**TASK DIRECTIONS:** Search the data for the string "screenshot" and extract every line where it appears.

━━ EXERCISE MATERIALS

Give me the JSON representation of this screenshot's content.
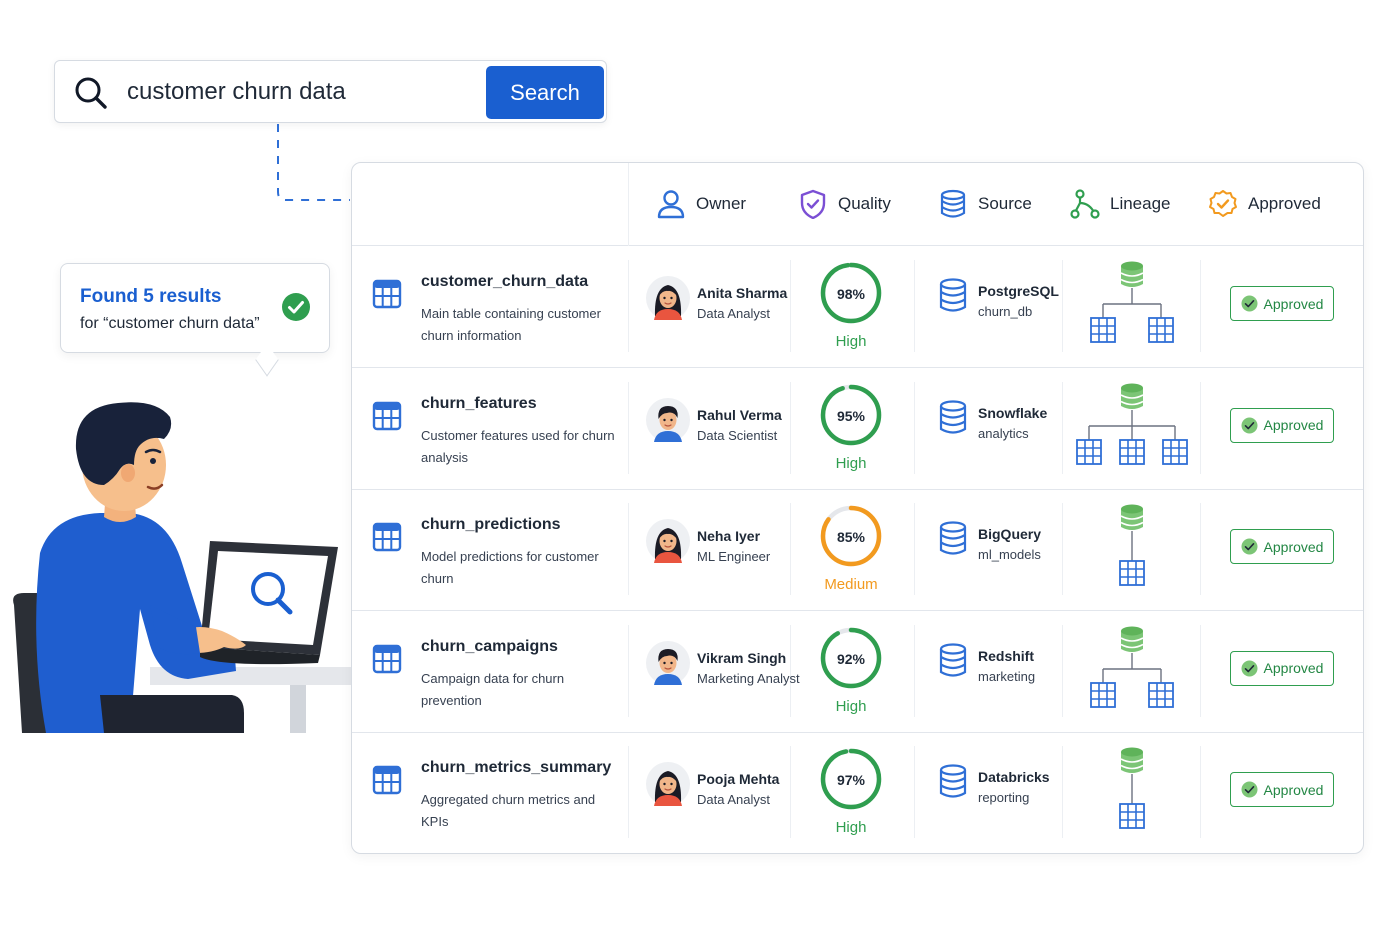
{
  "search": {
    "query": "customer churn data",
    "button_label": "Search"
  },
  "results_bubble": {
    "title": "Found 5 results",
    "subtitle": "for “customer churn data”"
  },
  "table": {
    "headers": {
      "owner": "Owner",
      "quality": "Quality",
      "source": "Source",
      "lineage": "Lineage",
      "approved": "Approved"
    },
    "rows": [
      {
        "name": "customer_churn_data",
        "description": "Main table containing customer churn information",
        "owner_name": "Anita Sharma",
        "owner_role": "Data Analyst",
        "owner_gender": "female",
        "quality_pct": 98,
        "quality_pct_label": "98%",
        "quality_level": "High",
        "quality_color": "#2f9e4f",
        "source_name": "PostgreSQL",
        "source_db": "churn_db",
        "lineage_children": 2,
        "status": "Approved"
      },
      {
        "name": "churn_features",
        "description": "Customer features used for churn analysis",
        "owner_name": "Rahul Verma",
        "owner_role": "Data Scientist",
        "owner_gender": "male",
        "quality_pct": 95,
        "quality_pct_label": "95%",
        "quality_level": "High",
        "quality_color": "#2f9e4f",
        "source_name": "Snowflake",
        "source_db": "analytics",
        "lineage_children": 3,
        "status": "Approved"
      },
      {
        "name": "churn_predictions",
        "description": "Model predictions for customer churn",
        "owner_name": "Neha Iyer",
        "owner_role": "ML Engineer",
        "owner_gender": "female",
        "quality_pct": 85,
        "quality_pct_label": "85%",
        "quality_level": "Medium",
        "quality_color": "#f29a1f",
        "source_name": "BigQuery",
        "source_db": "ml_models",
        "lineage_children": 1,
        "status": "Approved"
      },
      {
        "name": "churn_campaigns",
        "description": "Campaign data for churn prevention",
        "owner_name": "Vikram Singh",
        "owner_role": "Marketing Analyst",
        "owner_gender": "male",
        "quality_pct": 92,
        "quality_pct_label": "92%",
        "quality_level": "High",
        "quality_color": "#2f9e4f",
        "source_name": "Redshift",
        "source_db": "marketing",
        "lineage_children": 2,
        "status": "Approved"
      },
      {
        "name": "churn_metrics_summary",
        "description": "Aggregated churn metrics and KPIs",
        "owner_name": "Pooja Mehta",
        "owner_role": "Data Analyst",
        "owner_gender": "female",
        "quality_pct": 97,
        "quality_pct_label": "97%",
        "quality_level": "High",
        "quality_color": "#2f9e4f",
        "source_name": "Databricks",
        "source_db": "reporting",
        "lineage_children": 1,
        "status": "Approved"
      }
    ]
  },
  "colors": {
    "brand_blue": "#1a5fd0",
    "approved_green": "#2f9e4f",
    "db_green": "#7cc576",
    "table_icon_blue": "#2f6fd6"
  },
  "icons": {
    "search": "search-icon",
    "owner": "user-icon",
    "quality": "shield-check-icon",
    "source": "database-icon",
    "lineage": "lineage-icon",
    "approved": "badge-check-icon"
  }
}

━━━━
━━ EXERCISE MATERIALS

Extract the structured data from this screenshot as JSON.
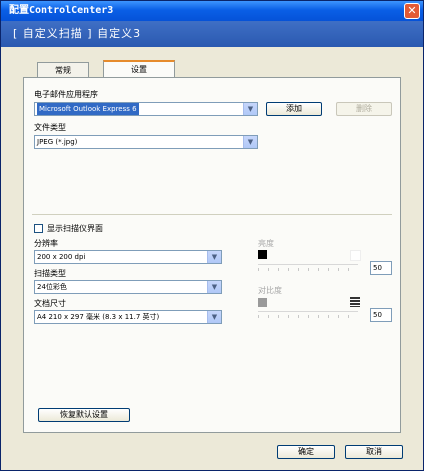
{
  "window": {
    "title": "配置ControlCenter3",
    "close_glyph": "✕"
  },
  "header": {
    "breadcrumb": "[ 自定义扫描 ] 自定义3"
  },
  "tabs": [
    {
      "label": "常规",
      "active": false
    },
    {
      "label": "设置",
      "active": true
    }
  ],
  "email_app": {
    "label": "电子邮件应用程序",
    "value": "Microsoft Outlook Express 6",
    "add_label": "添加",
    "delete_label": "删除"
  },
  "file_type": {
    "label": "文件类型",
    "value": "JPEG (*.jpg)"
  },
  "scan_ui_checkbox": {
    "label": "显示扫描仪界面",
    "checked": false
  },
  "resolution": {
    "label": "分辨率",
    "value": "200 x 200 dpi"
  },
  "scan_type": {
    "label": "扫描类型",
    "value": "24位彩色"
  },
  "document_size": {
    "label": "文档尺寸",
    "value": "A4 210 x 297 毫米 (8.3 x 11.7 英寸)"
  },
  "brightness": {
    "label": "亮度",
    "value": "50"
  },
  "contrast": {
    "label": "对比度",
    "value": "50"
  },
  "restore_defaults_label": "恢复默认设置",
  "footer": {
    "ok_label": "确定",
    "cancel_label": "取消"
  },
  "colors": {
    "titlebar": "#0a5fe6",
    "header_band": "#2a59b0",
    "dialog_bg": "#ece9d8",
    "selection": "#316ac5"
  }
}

━━━━

**RESPONSE TO THIS TASK:**
Give me the JSON representation of this screenshot's content.
Extract the structured data from this screenshot as JSON.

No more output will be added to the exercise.